- Instruction:
Among the lines below, count those containing the word "Bahnsteig". Give the number only.
--- Start ---
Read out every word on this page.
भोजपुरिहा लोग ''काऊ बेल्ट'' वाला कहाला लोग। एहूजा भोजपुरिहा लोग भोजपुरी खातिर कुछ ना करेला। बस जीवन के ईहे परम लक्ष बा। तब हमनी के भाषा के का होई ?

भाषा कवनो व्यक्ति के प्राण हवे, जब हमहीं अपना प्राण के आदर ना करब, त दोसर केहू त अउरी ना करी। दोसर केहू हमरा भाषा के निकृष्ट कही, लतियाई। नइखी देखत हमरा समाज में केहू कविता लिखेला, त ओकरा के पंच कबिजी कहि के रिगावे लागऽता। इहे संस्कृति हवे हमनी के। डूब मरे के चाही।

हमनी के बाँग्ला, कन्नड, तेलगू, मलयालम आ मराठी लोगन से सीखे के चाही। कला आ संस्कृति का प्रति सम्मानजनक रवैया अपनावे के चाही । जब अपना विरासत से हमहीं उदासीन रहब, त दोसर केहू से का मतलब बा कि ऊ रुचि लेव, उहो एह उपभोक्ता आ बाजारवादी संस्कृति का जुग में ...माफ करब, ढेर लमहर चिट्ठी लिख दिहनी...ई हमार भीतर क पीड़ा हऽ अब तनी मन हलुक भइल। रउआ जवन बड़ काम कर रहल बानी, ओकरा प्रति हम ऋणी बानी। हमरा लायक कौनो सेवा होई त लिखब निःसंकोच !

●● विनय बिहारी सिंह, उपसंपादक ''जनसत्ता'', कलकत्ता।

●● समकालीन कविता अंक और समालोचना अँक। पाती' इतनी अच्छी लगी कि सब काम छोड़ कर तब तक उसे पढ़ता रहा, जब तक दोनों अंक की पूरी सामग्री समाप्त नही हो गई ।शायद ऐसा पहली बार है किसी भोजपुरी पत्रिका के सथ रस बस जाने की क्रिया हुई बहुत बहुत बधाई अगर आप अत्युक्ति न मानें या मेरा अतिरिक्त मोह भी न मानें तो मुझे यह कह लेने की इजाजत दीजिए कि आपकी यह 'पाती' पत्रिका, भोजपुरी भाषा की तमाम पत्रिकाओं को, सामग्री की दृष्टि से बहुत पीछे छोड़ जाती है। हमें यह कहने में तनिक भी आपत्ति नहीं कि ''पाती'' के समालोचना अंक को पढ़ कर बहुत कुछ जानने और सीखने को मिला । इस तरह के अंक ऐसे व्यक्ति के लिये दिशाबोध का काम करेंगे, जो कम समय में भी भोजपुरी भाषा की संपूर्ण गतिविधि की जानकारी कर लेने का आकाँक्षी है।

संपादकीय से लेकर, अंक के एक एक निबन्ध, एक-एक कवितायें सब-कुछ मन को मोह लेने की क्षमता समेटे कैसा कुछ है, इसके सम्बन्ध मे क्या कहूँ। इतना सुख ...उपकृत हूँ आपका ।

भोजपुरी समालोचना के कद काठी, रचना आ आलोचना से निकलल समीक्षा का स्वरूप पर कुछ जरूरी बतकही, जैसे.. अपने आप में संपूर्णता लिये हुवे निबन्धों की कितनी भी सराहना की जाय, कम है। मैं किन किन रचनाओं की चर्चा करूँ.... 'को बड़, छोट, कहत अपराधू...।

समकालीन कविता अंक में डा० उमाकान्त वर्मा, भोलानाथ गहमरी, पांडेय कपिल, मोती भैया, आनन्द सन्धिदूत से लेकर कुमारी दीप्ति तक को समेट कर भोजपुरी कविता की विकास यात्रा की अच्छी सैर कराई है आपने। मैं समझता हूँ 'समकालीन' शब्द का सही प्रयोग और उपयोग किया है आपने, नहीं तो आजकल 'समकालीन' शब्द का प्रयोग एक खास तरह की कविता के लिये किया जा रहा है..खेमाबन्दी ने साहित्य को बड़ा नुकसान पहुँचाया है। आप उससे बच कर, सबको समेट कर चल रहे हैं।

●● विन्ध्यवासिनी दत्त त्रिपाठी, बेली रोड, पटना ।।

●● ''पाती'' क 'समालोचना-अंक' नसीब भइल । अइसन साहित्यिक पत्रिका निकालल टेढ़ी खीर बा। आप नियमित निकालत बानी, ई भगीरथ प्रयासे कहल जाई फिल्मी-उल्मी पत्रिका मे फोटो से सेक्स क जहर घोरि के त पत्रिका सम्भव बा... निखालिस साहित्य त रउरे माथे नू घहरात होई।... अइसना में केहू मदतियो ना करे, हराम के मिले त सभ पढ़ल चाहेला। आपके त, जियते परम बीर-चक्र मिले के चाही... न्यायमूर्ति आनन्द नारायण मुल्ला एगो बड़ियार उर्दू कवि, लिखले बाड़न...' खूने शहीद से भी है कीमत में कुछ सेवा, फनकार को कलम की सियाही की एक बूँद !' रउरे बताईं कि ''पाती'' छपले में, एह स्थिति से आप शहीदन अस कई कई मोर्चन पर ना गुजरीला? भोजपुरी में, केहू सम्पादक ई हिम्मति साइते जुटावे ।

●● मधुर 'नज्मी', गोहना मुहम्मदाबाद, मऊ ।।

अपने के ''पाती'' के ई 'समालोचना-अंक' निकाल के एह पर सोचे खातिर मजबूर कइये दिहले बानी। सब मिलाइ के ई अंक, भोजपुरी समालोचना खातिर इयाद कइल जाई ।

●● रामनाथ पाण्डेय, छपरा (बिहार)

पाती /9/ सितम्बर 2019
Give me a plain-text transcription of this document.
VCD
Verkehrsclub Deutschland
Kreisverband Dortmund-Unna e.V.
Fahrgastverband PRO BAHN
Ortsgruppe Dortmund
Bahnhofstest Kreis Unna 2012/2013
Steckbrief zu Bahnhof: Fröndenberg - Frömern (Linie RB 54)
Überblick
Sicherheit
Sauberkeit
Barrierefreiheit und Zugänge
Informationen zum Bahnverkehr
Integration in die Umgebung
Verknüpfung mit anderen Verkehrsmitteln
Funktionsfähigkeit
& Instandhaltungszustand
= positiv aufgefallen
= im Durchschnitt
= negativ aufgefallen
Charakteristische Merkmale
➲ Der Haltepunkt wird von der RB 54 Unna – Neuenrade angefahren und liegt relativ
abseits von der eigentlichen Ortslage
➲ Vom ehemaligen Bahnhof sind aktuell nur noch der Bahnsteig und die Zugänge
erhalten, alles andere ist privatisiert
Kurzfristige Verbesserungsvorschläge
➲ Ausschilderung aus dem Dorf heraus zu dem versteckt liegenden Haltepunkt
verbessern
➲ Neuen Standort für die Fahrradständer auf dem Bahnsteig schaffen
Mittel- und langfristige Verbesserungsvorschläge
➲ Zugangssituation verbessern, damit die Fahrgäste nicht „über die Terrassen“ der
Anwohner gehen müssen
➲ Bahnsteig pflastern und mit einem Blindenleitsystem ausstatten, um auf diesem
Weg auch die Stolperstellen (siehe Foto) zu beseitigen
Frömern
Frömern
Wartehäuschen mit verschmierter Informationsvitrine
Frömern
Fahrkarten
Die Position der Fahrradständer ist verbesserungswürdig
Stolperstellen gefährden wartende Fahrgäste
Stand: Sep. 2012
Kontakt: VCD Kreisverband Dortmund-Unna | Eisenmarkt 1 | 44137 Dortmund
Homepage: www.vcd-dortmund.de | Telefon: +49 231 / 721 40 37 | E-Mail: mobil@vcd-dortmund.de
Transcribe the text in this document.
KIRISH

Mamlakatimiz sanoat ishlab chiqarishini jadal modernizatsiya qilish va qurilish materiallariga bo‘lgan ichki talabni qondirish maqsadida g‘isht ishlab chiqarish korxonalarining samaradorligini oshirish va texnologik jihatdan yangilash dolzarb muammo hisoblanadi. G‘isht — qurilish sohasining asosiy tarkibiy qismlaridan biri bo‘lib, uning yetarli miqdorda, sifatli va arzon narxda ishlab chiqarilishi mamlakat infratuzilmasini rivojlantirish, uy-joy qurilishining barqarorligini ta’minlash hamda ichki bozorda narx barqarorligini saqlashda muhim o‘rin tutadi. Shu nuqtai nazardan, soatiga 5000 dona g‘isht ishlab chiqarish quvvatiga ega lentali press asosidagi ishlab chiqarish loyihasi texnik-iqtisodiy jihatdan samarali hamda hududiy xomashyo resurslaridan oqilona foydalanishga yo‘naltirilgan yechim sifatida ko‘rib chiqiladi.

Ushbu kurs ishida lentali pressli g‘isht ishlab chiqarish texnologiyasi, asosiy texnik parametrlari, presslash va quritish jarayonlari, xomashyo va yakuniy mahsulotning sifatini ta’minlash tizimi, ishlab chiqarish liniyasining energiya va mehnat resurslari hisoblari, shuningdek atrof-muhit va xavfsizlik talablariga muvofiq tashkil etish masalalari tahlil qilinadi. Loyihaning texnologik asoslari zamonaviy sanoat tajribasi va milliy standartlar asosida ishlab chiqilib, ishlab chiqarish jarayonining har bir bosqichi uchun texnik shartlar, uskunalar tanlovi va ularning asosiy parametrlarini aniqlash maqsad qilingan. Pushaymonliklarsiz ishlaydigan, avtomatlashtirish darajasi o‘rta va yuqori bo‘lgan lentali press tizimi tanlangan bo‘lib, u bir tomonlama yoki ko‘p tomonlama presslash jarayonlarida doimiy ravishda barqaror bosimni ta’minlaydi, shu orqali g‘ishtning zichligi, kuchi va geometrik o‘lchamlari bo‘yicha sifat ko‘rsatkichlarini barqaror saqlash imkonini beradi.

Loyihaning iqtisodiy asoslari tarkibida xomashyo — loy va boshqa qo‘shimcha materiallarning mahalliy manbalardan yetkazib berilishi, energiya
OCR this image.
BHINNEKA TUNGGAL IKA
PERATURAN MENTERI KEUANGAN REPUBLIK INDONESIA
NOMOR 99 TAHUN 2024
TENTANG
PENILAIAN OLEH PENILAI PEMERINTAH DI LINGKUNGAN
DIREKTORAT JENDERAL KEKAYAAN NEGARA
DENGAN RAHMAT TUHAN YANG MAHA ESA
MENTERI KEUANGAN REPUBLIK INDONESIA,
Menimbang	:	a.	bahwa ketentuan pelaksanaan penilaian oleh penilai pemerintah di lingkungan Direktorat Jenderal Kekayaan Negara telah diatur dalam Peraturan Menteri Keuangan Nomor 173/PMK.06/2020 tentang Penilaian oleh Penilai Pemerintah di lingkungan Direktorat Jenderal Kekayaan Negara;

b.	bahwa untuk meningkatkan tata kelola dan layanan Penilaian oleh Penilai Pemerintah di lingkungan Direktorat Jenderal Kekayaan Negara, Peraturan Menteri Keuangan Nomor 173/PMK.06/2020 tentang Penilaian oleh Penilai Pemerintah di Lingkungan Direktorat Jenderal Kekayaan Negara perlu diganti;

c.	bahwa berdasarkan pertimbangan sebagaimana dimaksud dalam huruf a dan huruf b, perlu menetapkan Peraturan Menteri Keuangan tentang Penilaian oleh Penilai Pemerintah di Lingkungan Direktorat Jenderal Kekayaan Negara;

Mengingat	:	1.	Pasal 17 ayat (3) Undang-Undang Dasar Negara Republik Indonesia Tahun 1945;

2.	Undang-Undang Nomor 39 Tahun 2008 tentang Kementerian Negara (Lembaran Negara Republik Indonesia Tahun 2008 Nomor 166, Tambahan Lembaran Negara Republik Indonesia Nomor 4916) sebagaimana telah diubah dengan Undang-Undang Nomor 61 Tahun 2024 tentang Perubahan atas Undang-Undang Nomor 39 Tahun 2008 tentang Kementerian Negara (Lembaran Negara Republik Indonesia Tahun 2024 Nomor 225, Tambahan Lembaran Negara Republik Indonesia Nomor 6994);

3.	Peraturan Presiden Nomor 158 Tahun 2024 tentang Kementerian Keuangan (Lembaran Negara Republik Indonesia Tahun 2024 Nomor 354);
--- End ---
- Solution to this exercise:
3